*Requirements*. Check each line of the records below for the string "write", then state how many lines contain it, with no other output.

*Given information*.

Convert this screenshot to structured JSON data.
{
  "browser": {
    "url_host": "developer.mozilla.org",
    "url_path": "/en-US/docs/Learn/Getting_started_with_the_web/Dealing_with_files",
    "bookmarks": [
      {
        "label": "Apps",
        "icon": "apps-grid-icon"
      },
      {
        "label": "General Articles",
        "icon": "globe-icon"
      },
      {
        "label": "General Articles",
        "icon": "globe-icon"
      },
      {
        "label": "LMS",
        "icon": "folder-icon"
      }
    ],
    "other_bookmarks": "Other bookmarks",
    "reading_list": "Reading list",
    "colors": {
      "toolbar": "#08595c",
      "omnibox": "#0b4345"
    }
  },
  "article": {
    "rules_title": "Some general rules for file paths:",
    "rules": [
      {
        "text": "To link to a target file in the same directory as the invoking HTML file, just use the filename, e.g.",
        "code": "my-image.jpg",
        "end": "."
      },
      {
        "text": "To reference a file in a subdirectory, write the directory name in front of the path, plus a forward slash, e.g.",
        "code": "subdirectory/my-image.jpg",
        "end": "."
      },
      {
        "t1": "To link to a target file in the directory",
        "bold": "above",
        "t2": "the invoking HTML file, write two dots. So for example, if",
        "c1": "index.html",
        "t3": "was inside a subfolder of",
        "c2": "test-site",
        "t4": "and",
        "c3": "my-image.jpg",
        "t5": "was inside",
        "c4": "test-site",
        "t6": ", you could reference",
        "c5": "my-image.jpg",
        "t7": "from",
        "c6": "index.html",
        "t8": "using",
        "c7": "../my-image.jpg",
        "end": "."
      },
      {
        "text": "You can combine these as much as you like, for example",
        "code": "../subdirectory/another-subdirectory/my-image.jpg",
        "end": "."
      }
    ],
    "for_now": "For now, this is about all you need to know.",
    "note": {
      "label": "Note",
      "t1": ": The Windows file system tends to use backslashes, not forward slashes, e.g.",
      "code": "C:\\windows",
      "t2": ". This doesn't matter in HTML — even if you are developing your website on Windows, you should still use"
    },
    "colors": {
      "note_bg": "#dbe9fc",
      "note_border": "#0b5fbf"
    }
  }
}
--
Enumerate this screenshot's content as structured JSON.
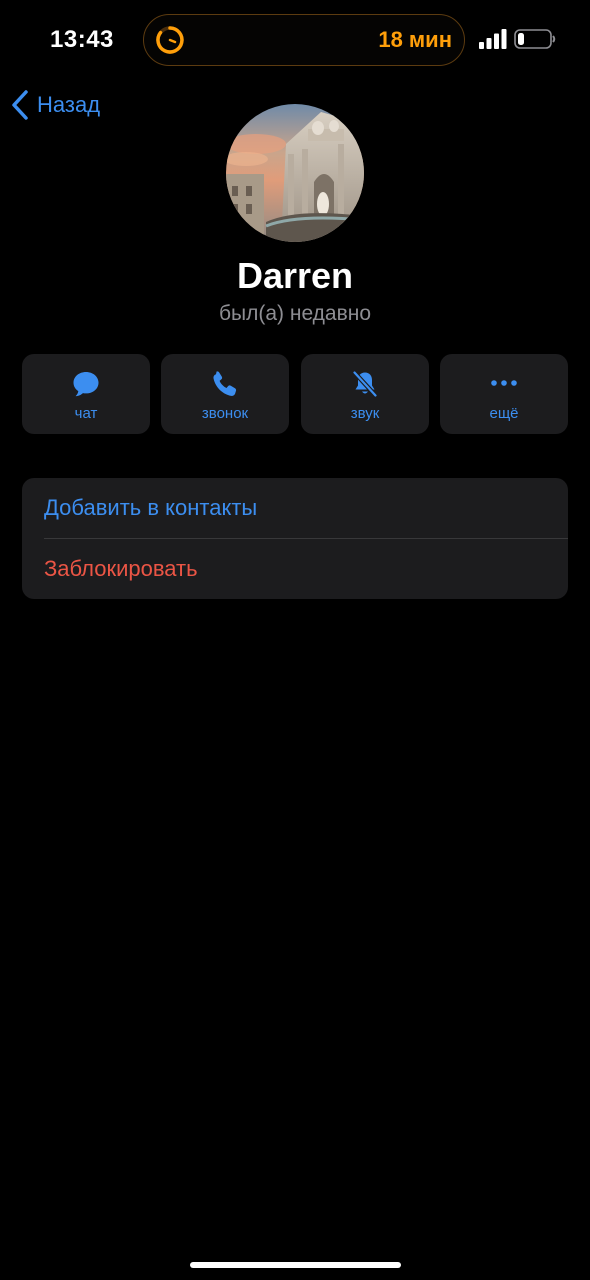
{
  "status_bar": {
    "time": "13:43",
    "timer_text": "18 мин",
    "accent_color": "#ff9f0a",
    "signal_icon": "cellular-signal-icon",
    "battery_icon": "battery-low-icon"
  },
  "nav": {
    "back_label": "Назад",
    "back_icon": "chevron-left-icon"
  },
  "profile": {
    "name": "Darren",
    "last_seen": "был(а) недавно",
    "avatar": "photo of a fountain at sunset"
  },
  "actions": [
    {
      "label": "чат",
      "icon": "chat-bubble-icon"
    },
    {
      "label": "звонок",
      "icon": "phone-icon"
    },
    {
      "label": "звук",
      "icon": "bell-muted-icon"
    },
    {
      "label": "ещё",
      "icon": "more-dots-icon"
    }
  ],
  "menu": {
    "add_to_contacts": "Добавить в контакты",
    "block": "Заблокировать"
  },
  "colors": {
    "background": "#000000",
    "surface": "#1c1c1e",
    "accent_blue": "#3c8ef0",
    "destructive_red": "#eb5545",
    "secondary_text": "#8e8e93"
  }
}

*Exercise answer*. 2